■ REQUIRED WORK ■
Please set down all the lines beneath this one exactly, without the pictures.

(Dataset rows)
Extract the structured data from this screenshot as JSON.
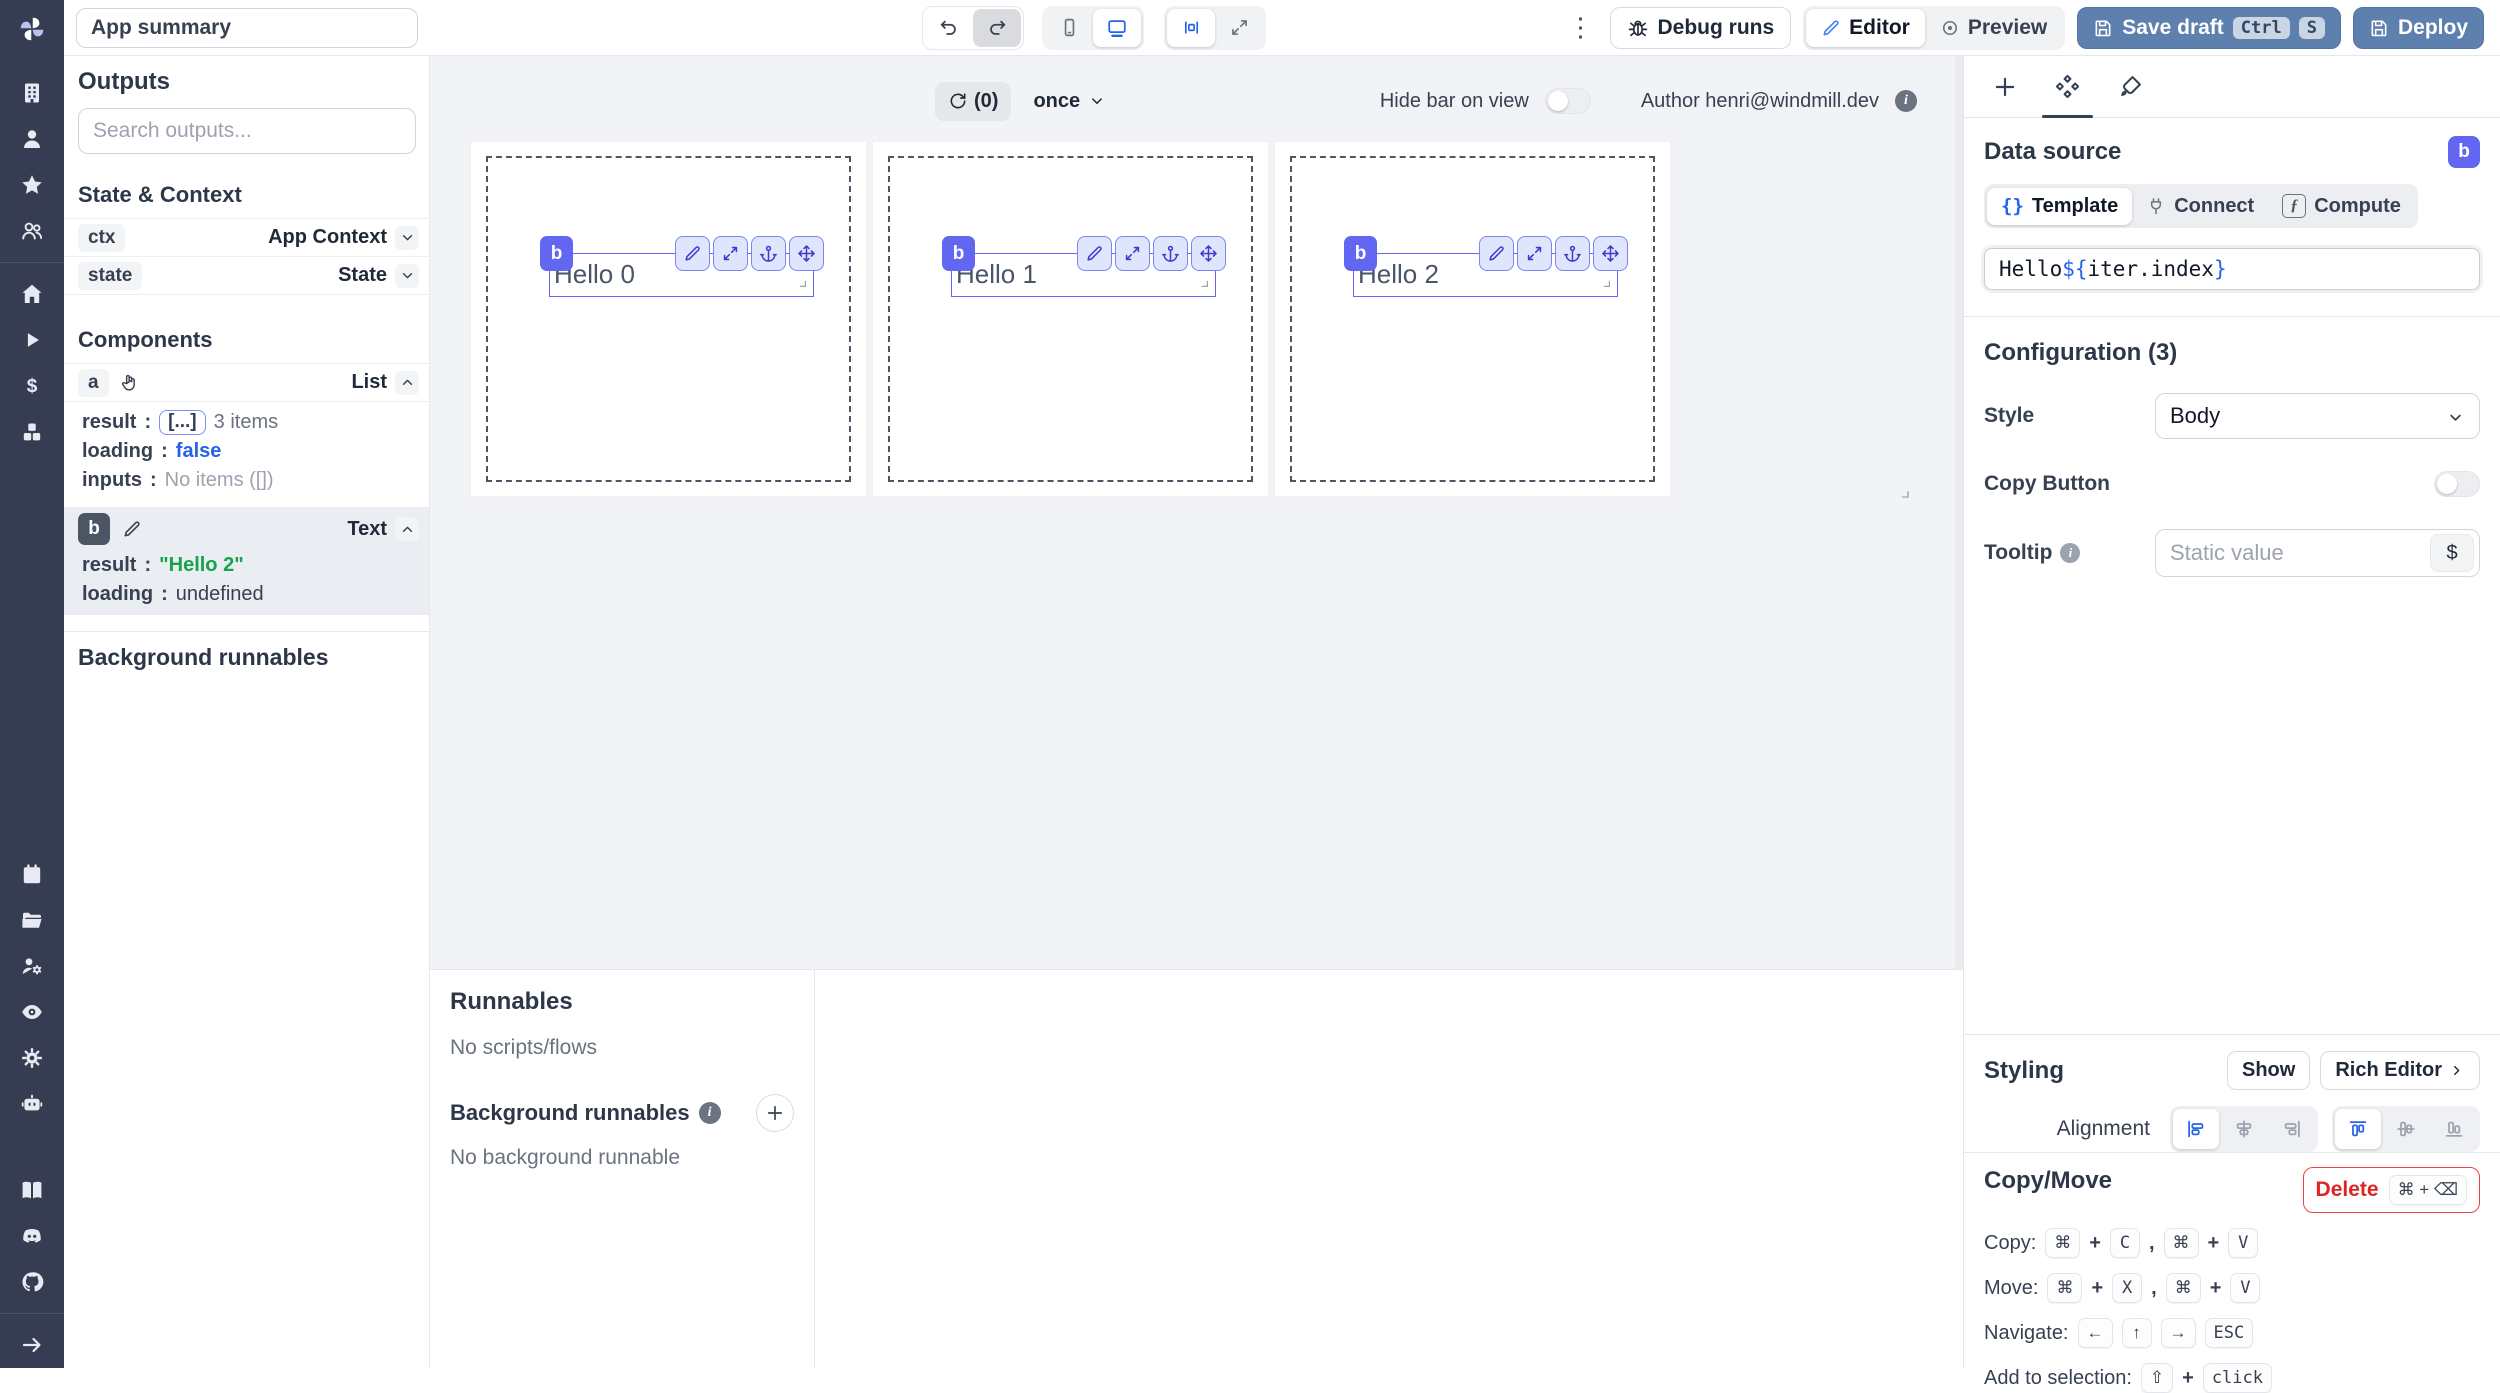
{
  "colors": {
    "accent_indigo": "#6366f1",
    "accent_blue": "#2563eb",
    "steel_blue": "#5e80ae",
    "danger": "#dc2626",
    "success": "#16a34a",
    "rail_bg": "#363c51"
  },
  "rail": {
    "icons": [
      "windmill-logo",
      "building",
      "user",
      "star",
      "users",
      "home",
      "play",
      "dollar",
      "cubes",
      "calendar",
      "folder",
      "user-cog",
      "eye",
      "settings",
      "bot",
      "book",
      "discord",
      "github",
      "arrow-right"
    ]
  },
  "topbar": {
    "debug_runs": "Debug runs",
    "editor": "Editor",
    "preview": "Preview",
    "save_draft": "Save draft",
    "key_ctrl": "Ctrl",
    "key_s": "S",
    "deploy": "Deploy"
  },
  "left_panel": {
    "app_summary_value": "App summary",
    "outputs_title": "Outputs",
    "search_placeholder": "Search outputs...",
    "state_context_title": "State & Context",
    "ctx_key": "ctx",
    "ctx_value": "App Context",
    "state_key": "state",
    "state_value": "State",
    "components_title": "Components",
    "comp_a_id": "a",
    "comp_a_type": "List",
    "label_result": "result",
    "label_loading": "loading",
    "label_inputs": "inputs",
    "colon": ":",
    "a_result_chip": "[...]",
    "a_result_info": "3 items",
    "a_loading": "false",
    "a_inputs": "No items ([])",
    "comp_b_id": "b",
    "comp_b_type": "Text",
    "b_result": "\"Hello 2\"",
    "b_loading": "undefined",
    "background_runnables_title": "Background runnables"
  },
  "canvas": {
    "refresh_count": "(0)",
    "schedule": "once",
    "hide_bar_label": "Hide bar on view",
    "author_label": "Author henri@windmill.dev",
    "cards": [
      {
        "badge": "b",
        "text": "Hello 0"
      },
      {
        "badge": "b",
        "text": "Hello 1"
      },
      {
        "badge": "b",
        "text": "Hello 2"
      }
    ]
  },
  "runnables": {
    "title": "Runnables",
    "empty": "No scripts/flows",
    "bg_title": "Background runnables",
    "bg_empty": "No background runnable"
  },
  "right_panel": {
    "data_source_title": "Data source",
    "badge": "b",
    "tab_template": "Template",
    "tab_connect": "Connect",
    "tab_compute": "Compute",
    "braces_icon": "{}",
    "code_prefix": "Hello ",
    "code_open": "${",
    "code_expr": "iter.index",
    "code_close": "}",
    "configuration_title": "Configuration (3)",
    "style_label": "Style",
    "style_value": "Body",
    "copy_button_label": "Copy Button",
    "tooltip_label": "Tooltip",
    "tooltip_placeholder": "Static value",
    "tooltip_suffix": "$",
    "styling_title": "Styling",
    "show_btn": "Show",
    "rich_editor_btn": "Rich Editor",
    "alignment_label": "Alignment",
    "copymove_title": "Copy/Move",
    "delete_btn": "Delete",
    "delete_kbd": "⌘ + ⌫",
    "copy_label": "Copy:",
    "move_label": "Move:",
    "navigate_label": "Navigate:",
    "add_label": "Add to selection:",
    "k_cmd": "⌘",
    "k_plus": "+",
    "k_comma": ",",
    "k_c": "C",
    "k_v": "V",
    "k_x": "X",
    "k_left": "←",
    "k_up": "↑",
    "k_right": "→",
    "k_esc": "ESC",
    "k_shift": "⇧",
    "k_click": "click"
  }
}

■ RESPONSE ■
Extract the structured data from this screenshot as JSON.
{
  "colors": {
    "accent_indigo": "#6366f1",
    "accent_blue": "#2563eb",
    "steel_blue": "#5e80ae",
    "danger": "#dc2626",
    "success": "#16a34a",
    "rail_bg": "#363c51"
  },
  "rail": {
    "icons": [
      "windmill-logo",
      "building",
      "user",
      "star",
      "users",
      "home",
      "play",
      "dollar",
      "cubes",
      "calendar",
      "folder",
      "user-cog",
      "eye",
      "settings",
      "bot",
      "book",
      "discord",
      "github",
      "arrow-right"
    ]
  },
  "topbar": {
    "debug_runs": "Debug runs",
    "editor": "Editor",
    "preview": "Preview",
    "save_draft": "Save draft",
    "key_ctrl": "Ctrl",
    "key_s": "S",
    "deploy": "Deploy"
  },
  "left_panel": {
    "app_summary_value": "App summary",
    "outputs_title": "Outputs",
    "search_placeholder": "Search outputs...",
    "state_context_title": "State & Context",
    "ctx_key": "ctx",
    "ctx_value": "App Context",
    "state_key": "state",
    "state_value": "State",
    "components_title": "Components",
    "comp_a_id": "a",
    "comp_a_type": "List",
    "label_result": "result",
    "label_loading": "loading",
    "label_inputs": "inputs",
    "colon": ":",
    "a_result_chip": "[...]",
    "a_result_info": "3 items",
    "a_loading": "false",
    "a_inputs": "No items ([])",
    "comp_b_id": "b",
    "comp_b_type": "Text",
    "b_result": "\"Hello 2\"",
    "b_loading": "undefined",
    "background_runnables_title": "Background runnables"
  },
  "canvas": {
    "refresh_count": "(0)",
    "schedule": "once",
    "hide_bar_label": "Hide bar on view",
    "author_label": "Author henri@windmill.dev",
    "cards": [
      {
        "badge": "b",
        "text": "Hello 0"
      },
      {
        "badge": "b",
        "text": "Hello 1"
      },
      {
        "badge": "b",
        "text": "Hello 2"
      }
    ]
  },
  "runnables": {
    "title": "Runnables",
    "empty": "No scripts/flows",
    "bg_title": "Background runnables",
    "bg_empty": "No background runnable"
  },
  "right_panel": {
    "data_source_title": "Data source",
    "badge": "b",
    "tab_template": "Template",
    "tab_connect": "Connect",
    "tab_compute": "Compute",
    "braces_icon": "{}",
    "code_prefix": "Hello ",
    "code_open": "${",
    "code_expr": "iter.index",
    "code_close": "}",
    "configuration_title": "Configuration (3)",
    "style_label": "Style",
    "style_value": "Body",
    "copy_button_label": "Copy Button",
    "tooltip_label": "Tooltip",
    "tooltip_placeholder": "Static value",
    "tooltip_suffix": "$",
    "styling_title": "Styling",
    "show_btn": "Show",
    "rich_editor_btn": "Rich Editor",
    "alignment_label": "Alignment",
    "copymove_title": "Copy/Move",
    "delete_btn": "Delete",
    "delete_kbd": "⌘ + ⌫",
    "copy_label": "Copy:",
    "move_label": "Move:",
    "navigate_label": "Navigate:",
    "add_label": "Add to selection:",
    "k_cmd": "⌘",
    "k_plus": "+",
    "k_comma": ",",
    "k_c": "C",
    "k_v": "V",
    "k_x": "X",
    "k_left": "←",
    "k_up": "↑",
    "k_right": "→",
    "k_esc": "ESC",
    "k_shift": "⇧",
    "k_click": "click"
  }
}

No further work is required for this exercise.